Task goal
Each record needs to be echoed exactly; can you do that?

(Records)

#####

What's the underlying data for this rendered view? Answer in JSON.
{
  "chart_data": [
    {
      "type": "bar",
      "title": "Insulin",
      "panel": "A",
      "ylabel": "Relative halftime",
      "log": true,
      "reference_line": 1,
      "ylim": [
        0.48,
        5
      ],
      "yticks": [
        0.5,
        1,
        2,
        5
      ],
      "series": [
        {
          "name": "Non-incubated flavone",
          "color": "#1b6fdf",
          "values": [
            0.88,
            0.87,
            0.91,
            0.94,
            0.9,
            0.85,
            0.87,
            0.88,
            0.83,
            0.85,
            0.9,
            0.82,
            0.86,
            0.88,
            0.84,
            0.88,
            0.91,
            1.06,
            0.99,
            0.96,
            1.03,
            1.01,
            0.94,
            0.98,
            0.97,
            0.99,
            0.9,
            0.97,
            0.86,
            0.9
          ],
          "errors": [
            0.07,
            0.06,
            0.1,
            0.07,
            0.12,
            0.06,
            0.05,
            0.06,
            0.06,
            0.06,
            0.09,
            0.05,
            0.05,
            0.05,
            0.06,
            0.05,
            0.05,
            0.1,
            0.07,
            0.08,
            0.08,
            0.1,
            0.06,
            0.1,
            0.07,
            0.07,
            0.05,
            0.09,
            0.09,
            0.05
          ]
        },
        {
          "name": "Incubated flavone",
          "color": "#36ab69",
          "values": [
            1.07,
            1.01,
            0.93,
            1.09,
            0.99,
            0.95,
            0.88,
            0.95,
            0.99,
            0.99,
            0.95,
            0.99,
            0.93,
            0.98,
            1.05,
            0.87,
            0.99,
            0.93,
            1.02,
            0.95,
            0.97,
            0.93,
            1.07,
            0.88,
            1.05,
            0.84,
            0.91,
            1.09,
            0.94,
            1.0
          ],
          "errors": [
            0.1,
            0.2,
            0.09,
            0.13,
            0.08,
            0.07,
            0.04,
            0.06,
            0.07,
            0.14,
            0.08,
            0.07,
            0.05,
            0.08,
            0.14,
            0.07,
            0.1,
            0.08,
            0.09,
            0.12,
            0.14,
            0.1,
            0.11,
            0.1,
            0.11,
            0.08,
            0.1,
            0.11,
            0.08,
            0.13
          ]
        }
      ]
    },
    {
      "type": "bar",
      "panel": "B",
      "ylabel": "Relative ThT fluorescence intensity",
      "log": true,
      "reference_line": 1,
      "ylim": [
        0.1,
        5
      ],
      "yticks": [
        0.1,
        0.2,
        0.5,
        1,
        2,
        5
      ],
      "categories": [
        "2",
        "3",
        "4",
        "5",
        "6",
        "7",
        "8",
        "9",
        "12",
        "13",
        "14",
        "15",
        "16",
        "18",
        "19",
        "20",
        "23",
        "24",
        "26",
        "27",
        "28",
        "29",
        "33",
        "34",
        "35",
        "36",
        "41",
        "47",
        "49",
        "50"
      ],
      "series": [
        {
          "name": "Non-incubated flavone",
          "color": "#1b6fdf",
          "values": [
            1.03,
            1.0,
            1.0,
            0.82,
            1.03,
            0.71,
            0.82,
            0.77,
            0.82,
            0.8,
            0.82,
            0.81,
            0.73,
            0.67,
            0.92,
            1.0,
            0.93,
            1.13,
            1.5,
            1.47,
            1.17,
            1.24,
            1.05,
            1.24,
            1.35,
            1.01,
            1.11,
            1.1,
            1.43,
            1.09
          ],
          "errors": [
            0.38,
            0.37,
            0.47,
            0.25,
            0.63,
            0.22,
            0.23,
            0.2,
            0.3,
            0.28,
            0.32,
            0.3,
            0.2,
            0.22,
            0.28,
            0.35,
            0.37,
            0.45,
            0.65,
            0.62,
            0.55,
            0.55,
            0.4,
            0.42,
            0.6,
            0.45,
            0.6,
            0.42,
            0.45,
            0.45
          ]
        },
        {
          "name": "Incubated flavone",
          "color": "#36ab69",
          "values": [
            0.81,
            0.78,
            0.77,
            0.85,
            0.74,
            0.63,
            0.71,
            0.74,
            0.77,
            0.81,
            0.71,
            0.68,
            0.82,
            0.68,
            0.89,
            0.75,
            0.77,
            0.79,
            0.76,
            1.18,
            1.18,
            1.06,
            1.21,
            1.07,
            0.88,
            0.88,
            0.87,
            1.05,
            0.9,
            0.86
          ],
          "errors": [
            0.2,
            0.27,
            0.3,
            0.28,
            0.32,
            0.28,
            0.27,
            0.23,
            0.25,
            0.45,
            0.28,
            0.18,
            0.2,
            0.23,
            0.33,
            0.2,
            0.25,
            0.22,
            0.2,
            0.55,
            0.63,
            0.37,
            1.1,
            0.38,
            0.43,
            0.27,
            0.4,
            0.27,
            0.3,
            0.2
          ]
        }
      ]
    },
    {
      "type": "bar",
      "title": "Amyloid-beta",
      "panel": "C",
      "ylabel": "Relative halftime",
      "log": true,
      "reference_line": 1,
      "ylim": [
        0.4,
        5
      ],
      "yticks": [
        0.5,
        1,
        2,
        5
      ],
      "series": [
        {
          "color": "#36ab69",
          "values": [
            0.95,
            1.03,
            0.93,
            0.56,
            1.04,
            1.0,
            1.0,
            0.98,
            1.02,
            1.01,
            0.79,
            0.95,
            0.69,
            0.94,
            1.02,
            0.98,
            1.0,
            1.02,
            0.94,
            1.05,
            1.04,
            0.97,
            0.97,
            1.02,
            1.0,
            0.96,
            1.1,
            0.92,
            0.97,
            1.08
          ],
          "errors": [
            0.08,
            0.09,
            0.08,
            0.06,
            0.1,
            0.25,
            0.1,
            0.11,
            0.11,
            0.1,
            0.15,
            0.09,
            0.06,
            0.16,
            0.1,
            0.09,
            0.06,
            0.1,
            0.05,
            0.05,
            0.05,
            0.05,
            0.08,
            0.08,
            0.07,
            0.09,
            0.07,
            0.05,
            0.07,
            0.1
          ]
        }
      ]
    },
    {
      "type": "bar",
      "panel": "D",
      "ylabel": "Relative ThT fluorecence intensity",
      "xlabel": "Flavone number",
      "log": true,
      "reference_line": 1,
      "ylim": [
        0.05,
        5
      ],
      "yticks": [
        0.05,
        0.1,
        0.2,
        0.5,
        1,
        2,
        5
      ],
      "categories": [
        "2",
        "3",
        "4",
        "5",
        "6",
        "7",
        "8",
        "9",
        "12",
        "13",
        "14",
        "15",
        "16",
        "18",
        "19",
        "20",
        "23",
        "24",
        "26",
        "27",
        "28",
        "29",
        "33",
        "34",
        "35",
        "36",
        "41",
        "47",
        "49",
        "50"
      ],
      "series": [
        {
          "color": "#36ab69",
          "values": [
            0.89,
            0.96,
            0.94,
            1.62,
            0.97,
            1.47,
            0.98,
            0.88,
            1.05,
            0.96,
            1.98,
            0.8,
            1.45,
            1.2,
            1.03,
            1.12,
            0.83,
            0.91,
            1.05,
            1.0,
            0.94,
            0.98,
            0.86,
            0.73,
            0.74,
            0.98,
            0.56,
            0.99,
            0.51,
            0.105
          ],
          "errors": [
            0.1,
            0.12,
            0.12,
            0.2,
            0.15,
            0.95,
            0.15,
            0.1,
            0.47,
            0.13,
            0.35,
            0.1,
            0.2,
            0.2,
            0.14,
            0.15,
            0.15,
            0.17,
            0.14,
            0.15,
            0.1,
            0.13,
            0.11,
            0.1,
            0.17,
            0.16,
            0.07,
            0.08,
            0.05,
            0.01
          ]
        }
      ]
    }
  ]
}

#####

Task solution
What's the underlying data for this rendered view? Answer in JSON.
{
  "chart_data": [
    {
      "type": "bar",
      "title": "Insulin",
      "panel": "A",
      "ylabel": "Relative halftime",
      "log": true,
      "reference_line": 1,
      "ylim": [
        0.48,
        5
      ],
      "yticks": [
        0.5,
        1,
        2,
        5
      ],
      "series": [
        {
          "name": "Non-incubated flavone",
          "color": "#1b6fdf",
          "values": [
            0.88,
            0.87,
            0.91,
            0.94,
            0.9,
            0.85,
            0.87,
            0.88,
            0.83,
            0.85,
            0.9,
            0.82,
            0.86,
            0.88,
            0.84,
            0.88,
            0.91,
            1.06,
            0.99,
            0.96,
            1.03,
            1.01,
            0.94,
            0.98,
            0.97,
            0.99,
            0.9,
            0.97,
            0.86,
            0.9
          ],
          "errors": [
            0.07,
            0.06,
            0.1,
            0.07,
            0.12,
            0.06,
            0.05,
            0.06,
            0.06,
            0.06,
            0.09,
            0.05,
            0.05,
            0.05,
            0.06,
            0.05,
            0.05,
            0.1,
            0.07,
            0.08,
            0.08,
            0.1,
            0.06,
            0.1,
            0.07,
            0.07,
            0.05,
            0.09,
            0.09,
            0.05
          ]
        },
        {
          "name": "Incubated flavone",
          "color": "#36ab69",
          "values": [
            1.07,
            1.01,
            0.93,
            1.09,
            0.99,
            0.95,
            0.88,
            0.95,
            0.99,
            0.99,
            0.95,
            0.99,
            0.93,
            0.98,
            1.05,
            0.87,
            0.99,
            0.93,
            1.02,
            0.95,
            0.97,
            0.93,
            1.07,
            0.88,
            1.05,
            0.84,
            0.91,
            1.09,
            0.94,
            1.0
          ],
          "errors": [
            0.1,
            0.2,
            0.09,
            0.13,
            0.08,
            0.07,
            0.04,
            0.06,
            0.07,
            0.14,
            0.08,
            0.07,
            0.05,
            0.08,
            0.14,
            0.07,
            0.1,
            0.08,
            0.09,
            0.12,
            0.14,
            0.1,
            0.11,
            0.1,
            0.11,
            0.08,
            0.1,
            0.11,
            0.08,
            0.13
          ]
        }
      ]
    },
    {
      "type": "bar",
      "panel": "B",
      "ylabel": "Relative ThT fluorescence intensity",
      "log": true,
      "reference_line": 1,
      "ylim": [
        0.1,
        5
      ],
      "yticks": [
        0.1,
        0.2,
        0.5,
        1,
        2,
        5
      ],
      "categories": [
        "2",
        "3",
        "4",
        "5",
        "6",
        "7",
        "8",
        "9",
        "12",
        "13",
        "14",
        "15",
        "16",
        "18",
        "19",
        "20",
        "23",
        "24",
        "26",
        "27",
        "28",
        "29",
        "33",
        "34",
        "35",
        "36",
        "41",
        "47",
        "49",
        "50"
      ],
      "series": [
        {
          "name": "Non-incubated flavone",
          "color": "#1b6fdf",
          "values": [
            1.03,
            1.0,
            1.0,
            0.82,
            1.03,
            0.71,
            0.82,
            0.77,
            0.82,
            0.8,
            0.82,
            0.81,
            0.73,
            0.67,
            0.92,
            1.0,
            0.93,
            1.13,
            1.5,
            1.47,
            1.17,
            1.24,
            1.05,
            1.24,
            1.35,
            1.01,
            1.11,
            1.1,
            1.43,
            1.09
          ],
          "errors": [
            0.38,
            0.37,
            0.47,
            0.25,
            0.63,
            0.22,
            0.23,
            0.2,
            0.3,
            0.28,
            0.32,
            0.3,
            0.2,
            0.22,
            0.28,
            0.35,
            0.37,
            0.45,
            0.65,
            0.62,
            0.55,
            0.55,
            0.4,
            0.42,
            0.6,
            0.45,
            0.6,
            0.42,
            0.45,
            0.45
          ]
        },
        {
          "name": "Incubated flavone",
          "color": "#36ab69",
          "values": [
            0.81,
            0.78,
            0.77,
            0.85,
            0.74,
            0.63,
            0.71,
            0.74,
            0.77,
            0.81,
            0.71,
            0.68,
            0.82,
            0.68,
            0.89,
            0.75,
            0.77,
            0.79,
            0.76,
            1.18,
            1.18,
            1.06,
            1.21,
            1.07,
            0.88,
            0.88,
            0.87,
            1.05,
            0.9,
            0.86
          ],
          "errors": [
            0.2,
            0.27,
            0.3,
            0.28,
            0.32,
            0.28,
            0.27,
            0.23,
            0.25,
            0.45,
            0.28,
            0.18,
            0.2,
            0.23,
            0.33,
            0.2,
            0.25,
            0.22,
            0.2,
            0.55,
            0.63,
            0.37,
            1.1,
            0.38,
            0.43,
            0.27,
            0.4,
            0.27,
            0.3,
            0.2
          ]
        }
      ]
    },
    {
      "type": "bar",
      "title": "Amyloid-beta",
      "panel": "C",
      "ylabel": "Relative halftime",
      "log": true,
      "reference_line": 1,
      "ylim": [
        0.4,
        5
      ],
      "yticks": [
        0.5,
        1,
        2,
        5
      ],
      "series": [
        {
          "color": "#36ab69",
          "values": [
            0.95,
            1.03,
            0.93,
            0.56,
            1.04,
            1.0,
            1.0,
            0.98,
            1.02,
            1.01,
            0.79,
            0.95,
            0.69,
            0.94,
            1.02,
            0.98,
            1.0,
            1.02,
            0.94,
            1.05,
            1.04,
            0.97,
            0.97,
            1.02,
            1.0,
            0.96,
            1.1,
            0.92,
            0.97,
            1.08
          ],
          "errors": [
            0.08,
            0.09,
            0.08,
            0.06,
            0.1,
            0.25,
            0.1,
            0.11,
            0.11,
            0.1,
            0.15,
            0.09,
            0.06,
            0.16,
            0.1,
            0.09,
            0.06,
            0.1,
            0.05,
            0.05,
            0.05,
            0.05,
            0.08,
            0.08,
            0.07,
            0.09,
            0.07,
            0.05,
            0.07,
            0.1
          ]
        }
      ]
    },
    {
      "type": "bar",
      "panel": "D",
      "ylabel": "Relative ThT fluorecence intensity",
      "xlabel": "Flavone number",
      "log": true,
      "reference_line": 1,
      "ylim": [
        0.05,
        5
      ],
      "yticks": [
        0.05,
        0.1,
        0.2,
        0.5,
        1,
        2,
        5
      ],
      "categories": [
        "2",
        "3",
        "4",
        "5",
        "6",
        "7",
        "8",
        "9",
        "12",
        "13",
        "14",
        "15",
        "16",
        "18",
        "19",
        "20",
        "23",
        "24",
        "26",
        "27",
        "28",
        "29",
        "33",
        "34",
        "35",
        "36",
        "41",
        "47",
        "49",
        "50"
      ],
      "series": [
        {
          "color": "#36ab69",
          "values": [
            0.89,
            0.96,
            0.94,
            1.62,
            0.97,
            1.47,
            0.98,
            0.88,
            1.05,
            0.96,
            1.98,
            0.8,
            1.45,
            1.2,
            1.03,
            1.12,
            0.83,
            0.91,
            1.05,
            1.0,
            0.94,
            0.98,
            0.86,
            0.73,
            0.74,
            0.98,
            0.56,
            0.99,
            0.51,
            0.105
          ],
          "errors": [
            0.1,
            0.12,
            0.12,
            0.2,
            0.15,
            0.95,
            0.15,
            0.1,
            0.47,
            0.13,
            0.35,
            0.1,
            0.2,
            0.2,
            0.14,
            0.15,
            0.15,
            0.17,
            0.14,
            0.15,
            0.1,
            0.13,
            0.11,
            0.1,
            0.17,
            0.16,
            0.07,
            0.08,
            0.05,
            0.01
          ]
        }
      ]
    }
  ]
}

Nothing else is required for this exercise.